-- DATA SUPPLIED --
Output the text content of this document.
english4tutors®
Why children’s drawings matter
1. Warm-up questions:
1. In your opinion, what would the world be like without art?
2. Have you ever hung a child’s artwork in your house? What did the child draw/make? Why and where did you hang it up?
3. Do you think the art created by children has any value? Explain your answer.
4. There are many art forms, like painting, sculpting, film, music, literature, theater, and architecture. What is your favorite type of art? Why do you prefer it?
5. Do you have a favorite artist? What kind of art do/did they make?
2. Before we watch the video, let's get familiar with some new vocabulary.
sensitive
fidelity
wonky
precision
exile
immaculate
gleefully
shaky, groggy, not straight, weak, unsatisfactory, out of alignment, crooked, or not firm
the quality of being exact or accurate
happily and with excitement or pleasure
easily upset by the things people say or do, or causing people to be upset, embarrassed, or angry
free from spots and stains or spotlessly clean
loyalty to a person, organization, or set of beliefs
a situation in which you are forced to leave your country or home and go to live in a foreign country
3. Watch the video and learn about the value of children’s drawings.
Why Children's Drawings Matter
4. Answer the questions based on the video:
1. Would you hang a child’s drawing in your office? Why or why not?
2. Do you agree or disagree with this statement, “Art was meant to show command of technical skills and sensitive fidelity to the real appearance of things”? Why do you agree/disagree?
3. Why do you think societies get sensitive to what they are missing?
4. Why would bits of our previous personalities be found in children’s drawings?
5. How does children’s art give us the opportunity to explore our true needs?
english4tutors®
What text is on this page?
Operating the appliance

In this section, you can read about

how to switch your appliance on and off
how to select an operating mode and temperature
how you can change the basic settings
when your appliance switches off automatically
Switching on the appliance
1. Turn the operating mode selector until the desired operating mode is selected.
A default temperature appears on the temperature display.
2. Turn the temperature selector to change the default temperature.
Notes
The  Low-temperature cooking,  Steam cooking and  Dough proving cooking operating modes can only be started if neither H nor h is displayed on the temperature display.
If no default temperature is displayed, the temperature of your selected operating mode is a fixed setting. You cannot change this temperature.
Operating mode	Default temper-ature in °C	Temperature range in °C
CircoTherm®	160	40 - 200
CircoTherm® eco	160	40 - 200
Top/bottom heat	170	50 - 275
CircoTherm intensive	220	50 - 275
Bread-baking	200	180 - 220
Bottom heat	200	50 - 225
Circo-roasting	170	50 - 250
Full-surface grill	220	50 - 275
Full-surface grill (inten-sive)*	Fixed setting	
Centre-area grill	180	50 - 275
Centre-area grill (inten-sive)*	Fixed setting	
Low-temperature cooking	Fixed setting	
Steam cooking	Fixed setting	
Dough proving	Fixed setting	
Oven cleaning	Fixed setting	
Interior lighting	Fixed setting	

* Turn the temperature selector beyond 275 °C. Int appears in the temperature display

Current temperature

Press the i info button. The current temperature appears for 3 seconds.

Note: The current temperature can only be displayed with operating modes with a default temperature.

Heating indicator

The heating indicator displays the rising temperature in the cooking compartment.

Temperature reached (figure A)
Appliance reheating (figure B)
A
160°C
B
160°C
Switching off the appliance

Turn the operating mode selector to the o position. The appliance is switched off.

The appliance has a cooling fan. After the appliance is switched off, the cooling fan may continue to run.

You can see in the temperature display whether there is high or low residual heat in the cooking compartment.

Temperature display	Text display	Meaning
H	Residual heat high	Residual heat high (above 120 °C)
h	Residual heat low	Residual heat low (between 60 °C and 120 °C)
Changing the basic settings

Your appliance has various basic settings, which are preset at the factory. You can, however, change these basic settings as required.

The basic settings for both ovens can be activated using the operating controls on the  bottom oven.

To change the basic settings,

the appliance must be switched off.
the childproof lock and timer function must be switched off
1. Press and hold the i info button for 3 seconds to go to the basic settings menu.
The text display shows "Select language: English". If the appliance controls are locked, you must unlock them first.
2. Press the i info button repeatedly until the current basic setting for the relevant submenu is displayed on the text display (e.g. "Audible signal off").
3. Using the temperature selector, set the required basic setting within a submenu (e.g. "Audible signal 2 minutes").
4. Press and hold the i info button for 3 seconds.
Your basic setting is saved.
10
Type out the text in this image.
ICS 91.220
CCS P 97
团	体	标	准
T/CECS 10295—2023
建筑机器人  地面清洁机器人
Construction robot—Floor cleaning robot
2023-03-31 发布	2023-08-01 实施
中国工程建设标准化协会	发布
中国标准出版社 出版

-- AIM --
State how many lines in the records above contain the word "appears", and give only that number.

-- SOLUTION TO THE EXERCISE --
3